§ **Exercise tasks**
A: From the abstract, list each structural or staining difference it reports between MCPX and P. olseni.
B: According to the abstract, by what day did the flow cytometry results show a notable decline in MCPX cell numbers?

§ **Passage to read**
========================================================================
Comparative study of structural features and parasite–parasite interactions between MCPX, a novel pathogen identified from the Manila clam Ruditapes philippinarum, and Perkinsus olseni

Abstract

Co-infections involving multiple pathogens are common and can have varied effects on the host, ranging from beneficial to detrimental or insignificant. However, the mechanisms driving these interactions remain poorly understood. This study aimed to investigate the parasite–parasite interactions regulating disease progression, focusing on two protist parasites: the novel parasite MCPX, identified from the Manila clam (Ruditapes philippinarum), and Perkinsus olseni. Structural variations between MCPX and P. olseni were evaluated using Ray's fluid thioglycollate medium and immunofluorescence assay. A large vacuole, a characteristic feature, was observed only in the enlarged prezoosporangia of P. olseni, while MCPX prezoosporangia contained a dense cytoplasm. Both parasites were stained with Lugol's iodine. However, only MCPX prezoosporangia were digested by 2 M NaOH. Immunofluorescence staining revealed that only P. olseni trophozoites reacted with the P. olseni-specific antibody, highlighting structural differences. To assess parasite–parasite interactions, growth kinetics were measured during co-culture and in the presence of extracellular products (ECPs) from each parasite. Flow cytometry results indicated a notable decline in MCPX cell numbers by day 10, while P. olseni grew normally. This finding was further confirmed by assessing the fluorescence intensity observed in the immunofluorescence assay. A significant reduction in MCPX propagation was observed in the presence of P. olseni ECPs, suggesting an adverse effect of P. olseni ECPs on MCPX growth. These findings reveal the distinct structural properties of MCPX, potential antagonistic effect of P. olseni against MCPX, and presence of proteases in P. olseni ECPs that may modulate MCPX propagation.
========================================================================
(Collected data)
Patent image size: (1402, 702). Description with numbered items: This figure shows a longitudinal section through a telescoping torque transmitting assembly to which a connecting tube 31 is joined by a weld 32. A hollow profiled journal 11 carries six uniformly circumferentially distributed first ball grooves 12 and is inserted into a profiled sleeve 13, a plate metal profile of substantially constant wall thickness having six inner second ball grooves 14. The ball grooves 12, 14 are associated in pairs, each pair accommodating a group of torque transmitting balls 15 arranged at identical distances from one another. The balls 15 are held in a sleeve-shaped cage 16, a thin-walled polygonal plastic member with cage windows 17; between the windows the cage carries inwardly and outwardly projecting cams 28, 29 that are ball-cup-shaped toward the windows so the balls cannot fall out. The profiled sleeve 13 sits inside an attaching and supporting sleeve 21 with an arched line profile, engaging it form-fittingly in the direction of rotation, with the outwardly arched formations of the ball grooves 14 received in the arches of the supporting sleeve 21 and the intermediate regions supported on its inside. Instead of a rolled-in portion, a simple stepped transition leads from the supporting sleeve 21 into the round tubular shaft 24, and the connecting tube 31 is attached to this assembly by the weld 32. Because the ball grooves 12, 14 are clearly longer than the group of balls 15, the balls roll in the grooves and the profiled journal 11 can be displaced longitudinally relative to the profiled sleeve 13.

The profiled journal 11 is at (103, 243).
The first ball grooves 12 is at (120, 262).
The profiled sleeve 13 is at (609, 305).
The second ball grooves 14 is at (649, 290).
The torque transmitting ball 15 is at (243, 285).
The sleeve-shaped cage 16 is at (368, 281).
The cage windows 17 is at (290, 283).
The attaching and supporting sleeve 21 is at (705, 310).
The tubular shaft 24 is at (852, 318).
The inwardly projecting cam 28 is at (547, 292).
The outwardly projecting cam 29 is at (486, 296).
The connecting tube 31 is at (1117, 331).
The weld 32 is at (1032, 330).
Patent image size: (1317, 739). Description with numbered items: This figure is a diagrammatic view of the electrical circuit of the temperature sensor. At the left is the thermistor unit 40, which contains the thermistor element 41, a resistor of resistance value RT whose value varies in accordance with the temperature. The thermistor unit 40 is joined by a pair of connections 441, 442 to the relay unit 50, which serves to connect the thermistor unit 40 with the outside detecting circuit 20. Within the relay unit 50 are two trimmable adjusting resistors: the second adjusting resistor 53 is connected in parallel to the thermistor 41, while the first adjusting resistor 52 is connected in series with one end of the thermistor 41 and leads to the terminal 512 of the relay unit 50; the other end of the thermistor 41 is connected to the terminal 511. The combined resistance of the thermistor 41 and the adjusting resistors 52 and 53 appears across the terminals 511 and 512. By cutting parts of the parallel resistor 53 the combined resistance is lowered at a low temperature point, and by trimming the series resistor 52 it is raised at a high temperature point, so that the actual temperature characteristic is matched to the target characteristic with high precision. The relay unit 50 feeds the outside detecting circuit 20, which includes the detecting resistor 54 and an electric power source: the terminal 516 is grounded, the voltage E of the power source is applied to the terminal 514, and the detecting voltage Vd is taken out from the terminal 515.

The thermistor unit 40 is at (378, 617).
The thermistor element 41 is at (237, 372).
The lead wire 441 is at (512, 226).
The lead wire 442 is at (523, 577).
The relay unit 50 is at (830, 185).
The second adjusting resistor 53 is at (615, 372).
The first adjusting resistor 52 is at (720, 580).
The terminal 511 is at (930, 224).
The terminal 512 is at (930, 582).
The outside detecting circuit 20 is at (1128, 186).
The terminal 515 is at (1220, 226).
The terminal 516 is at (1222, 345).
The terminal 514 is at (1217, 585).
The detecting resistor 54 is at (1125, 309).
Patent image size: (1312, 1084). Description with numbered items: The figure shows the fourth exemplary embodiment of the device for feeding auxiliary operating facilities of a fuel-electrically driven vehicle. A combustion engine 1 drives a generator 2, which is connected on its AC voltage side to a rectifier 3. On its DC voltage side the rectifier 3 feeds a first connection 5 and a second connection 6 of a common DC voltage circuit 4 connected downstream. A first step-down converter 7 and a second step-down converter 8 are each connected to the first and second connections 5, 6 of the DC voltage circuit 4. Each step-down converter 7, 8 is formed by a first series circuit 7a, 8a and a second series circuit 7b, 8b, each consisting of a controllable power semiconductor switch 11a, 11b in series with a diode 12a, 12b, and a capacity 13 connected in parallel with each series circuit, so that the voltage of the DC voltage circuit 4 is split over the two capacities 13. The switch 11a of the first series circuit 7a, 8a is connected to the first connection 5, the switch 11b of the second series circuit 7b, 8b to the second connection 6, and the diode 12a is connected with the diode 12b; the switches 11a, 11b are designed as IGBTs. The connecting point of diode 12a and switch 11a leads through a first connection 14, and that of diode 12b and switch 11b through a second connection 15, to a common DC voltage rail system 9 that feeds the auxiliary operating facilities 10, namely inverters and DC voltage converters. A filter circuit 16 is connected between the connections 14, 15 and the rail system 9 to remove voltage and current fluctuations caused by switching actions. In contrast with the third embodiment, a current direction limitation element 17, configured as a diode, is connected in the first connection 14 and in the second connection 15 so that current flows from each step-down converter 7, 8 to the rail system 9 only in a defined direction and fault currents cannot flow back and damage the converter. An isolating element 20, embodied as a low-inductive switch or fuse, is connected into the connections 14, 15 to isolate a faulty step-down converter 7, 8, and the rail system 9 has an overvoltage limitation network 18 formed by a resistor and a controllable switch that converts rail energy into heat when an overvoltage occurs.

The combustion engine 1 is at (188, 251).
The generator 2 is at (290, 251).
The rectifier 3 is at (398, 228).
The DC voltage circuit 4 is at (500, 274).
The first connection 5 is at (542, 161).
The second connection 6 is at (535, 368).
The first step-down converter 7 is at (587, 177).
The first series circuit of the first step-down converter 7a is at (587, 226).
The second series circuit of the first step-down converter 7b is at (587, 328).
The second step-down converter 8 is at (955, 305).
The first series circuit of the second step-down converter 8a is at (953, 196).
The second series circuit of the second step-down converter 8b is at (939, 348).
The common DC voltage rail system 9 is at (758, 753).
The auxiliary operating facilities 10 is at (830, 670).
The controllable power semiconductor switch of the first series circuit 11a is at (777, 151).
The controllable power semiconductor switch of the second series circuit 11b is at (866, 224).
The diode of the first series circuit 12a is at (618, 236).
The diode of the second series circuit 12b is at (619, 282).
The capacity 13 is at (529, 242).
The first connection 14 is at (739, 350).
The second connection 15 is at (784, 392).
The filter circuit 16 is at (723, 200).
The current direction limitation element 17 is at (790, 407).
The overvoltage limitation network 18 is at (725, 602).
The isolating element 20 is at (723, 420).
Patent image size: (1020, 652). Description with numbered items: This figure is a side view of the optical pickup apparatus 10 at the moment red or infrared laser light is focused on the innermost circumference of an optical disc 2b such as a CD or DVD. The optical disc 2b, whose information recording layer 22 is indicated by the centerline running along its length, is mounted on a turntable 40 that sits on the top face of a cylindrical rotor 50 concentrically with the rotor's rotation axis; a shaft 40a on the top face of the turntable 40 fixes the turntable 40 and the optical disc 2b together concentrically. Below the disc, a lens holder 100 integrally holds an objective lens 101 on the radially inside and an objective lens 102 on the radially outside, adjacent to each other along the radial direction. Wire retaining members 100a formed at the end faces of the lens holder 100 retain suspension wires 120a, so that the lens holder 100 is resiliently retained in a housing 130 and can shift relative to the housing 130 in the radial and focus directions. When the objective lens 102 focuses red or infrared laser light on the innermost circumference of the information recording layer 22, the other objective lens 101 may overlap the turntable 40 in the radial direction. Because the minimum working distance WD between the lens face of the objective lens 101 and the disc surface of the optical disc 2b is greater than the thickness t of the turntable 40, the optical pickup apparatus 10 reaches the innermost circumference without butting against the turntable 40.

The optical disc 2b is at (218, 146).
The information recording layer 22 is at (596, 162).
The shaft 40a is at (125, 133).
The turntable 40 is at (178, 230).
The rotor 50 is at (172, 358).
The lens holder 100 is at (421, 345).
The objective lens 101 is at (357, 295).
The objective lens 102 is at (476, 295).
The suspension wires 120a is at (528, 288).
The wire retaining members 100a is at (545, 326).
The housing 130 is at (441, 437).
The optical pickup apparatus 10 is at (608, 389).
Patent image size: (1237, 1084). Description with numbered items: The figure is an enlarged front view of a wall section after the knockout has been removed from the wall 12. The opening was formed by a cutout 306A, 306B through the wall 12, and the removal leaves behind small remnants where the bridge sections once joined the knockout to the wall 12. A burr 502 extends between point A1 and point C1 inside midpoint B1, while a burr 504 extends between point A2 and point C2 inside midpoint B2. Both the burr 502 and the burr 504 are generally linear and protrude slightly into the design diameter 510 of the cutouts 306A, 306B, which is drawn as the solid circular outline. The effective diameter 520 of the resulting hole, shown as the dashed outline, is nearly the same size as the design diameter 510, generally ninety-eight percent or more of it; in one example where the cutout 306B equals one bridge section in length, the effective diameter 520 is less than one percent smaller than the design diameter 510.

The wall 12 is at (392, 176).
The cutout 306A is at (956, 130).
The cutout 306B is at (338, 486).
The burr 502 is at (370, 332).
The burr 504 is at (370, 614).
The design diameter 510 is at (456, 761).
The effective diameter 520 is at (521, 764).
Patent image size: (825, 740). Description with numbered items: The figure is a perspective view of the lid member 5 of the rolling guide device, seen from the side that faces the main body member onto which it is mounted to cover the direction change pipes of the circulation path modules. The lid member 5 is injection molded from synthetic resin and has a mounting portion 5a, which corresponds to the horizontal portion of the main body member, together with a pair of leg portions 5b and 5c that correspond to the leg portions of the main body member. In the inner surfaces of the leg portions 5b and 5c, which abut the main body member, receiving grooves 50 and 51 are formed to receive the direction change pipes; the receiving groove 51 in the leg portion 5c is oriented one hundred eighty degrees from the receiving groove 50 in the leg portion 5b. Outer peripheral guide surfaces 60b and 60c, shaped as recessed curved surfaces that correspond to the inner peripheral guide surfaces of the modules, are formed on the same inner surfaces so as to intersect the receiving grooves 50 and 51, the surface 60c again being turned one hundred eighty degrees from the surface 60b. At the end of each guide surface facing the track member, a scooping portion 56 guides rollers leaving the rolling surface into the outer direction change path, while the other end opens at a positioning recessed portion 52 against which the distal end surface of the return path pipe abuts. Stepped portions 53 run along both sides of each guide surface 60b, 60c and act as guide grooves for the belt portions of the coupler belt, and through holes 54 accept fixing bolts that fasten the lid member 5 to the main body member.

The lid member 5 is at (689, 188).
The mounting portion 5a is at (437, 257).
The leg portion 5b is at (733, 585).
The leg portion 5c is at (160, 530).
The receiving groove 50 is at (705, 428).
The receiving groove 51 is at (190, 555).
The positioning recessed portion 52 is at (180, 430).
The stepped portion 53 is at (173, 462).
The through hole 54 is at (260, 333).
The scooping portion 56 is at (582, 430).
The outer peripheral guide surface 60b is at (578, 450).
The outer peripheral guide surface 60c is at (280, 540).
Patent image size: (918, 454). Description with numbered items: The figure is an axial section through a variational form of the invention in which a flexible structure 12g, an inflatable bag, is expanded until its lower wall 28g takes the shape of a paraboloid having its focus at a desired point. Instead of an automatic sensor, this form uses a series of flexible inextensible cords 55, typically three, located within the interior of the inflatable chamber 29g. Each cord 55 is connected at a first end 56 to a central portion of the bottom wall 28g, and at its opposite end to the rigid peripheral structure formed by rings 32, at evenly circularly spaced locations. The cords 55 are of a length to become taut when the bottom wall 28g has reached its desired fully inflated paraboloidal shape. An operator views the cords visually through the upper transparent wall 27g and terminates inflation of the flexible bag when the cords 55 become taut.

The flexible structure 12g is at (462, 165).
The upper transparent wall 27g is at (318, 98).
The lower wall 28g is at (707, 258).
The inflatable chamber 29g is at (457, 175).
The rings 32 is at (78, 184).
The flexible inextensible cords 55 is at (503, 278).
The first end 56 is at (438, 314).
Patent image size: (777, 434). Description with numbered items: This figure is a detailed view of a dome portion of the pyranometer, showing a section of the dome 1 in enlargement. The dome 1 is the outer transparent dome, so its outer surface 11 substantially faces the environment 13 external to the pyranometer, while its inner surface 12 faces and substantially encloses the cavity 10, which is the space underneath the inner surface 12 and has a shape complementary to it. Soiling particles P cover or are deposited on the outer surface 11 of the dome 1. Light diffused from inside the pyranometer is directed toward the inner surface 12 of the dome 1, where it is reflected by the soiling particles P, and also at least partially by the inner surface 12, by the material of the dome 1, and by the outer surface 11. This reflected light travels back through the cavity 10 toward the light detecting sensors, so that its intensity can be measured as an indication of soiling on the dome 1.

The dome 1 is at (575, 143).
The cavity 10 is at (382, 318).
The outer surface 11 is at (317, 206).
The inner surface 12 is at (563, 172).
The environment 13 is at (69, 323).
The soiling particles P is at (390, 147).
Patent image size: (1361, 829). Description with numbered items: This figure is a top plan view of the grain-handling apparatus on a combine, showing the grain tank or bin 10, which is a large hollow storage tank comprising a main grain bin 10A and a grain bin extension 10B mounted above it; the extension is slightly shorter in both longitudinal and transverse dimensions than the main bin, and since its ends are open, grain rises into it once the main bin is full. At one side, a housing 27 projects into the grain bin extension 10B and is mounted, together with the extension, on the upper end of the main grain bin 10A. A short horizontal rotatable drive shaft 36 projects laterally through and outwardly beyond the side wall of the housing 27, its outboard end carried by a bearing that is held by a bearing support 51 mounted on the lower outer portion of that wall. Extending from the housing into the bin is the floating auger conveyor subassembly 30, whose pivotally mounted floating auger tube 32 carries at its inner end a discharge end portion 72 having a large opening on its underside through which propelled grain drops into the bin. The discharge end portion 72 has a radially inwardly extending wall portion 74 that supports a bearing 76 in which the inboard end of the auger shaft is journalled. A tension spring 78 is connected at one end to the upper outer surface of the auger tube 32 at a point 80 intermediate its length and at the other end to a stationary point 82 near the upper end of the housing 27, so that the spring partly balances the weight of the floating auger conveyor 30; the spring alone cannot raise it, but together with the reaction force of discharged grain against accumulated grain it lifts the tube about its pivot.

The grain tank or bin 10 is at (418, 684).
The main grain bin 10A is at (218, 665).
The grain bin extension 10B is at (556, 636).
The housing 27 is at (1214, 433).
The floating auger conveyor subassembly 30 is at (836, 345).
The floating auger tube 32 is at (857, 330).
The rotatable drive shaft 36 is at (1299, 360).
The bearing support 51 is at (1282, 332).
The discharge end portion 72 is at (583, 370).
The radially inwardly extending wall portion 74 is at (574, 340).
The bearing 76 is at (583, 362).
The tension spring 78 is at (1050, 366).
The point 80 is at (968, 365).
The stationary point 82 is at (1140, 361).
========================================================================
§ **Answers below**
A:
- A large vacuole appeared only in the enlarged prezoosporangia of P. olseni. MCPX prezoosporangia contained a dense cytoplasm.
- Only MCPX prezoosporangia were digested by 2 M NaOH.
- Only P. olseni trophozoites reacted with the P. olseni-specific antibody.

B: Day 10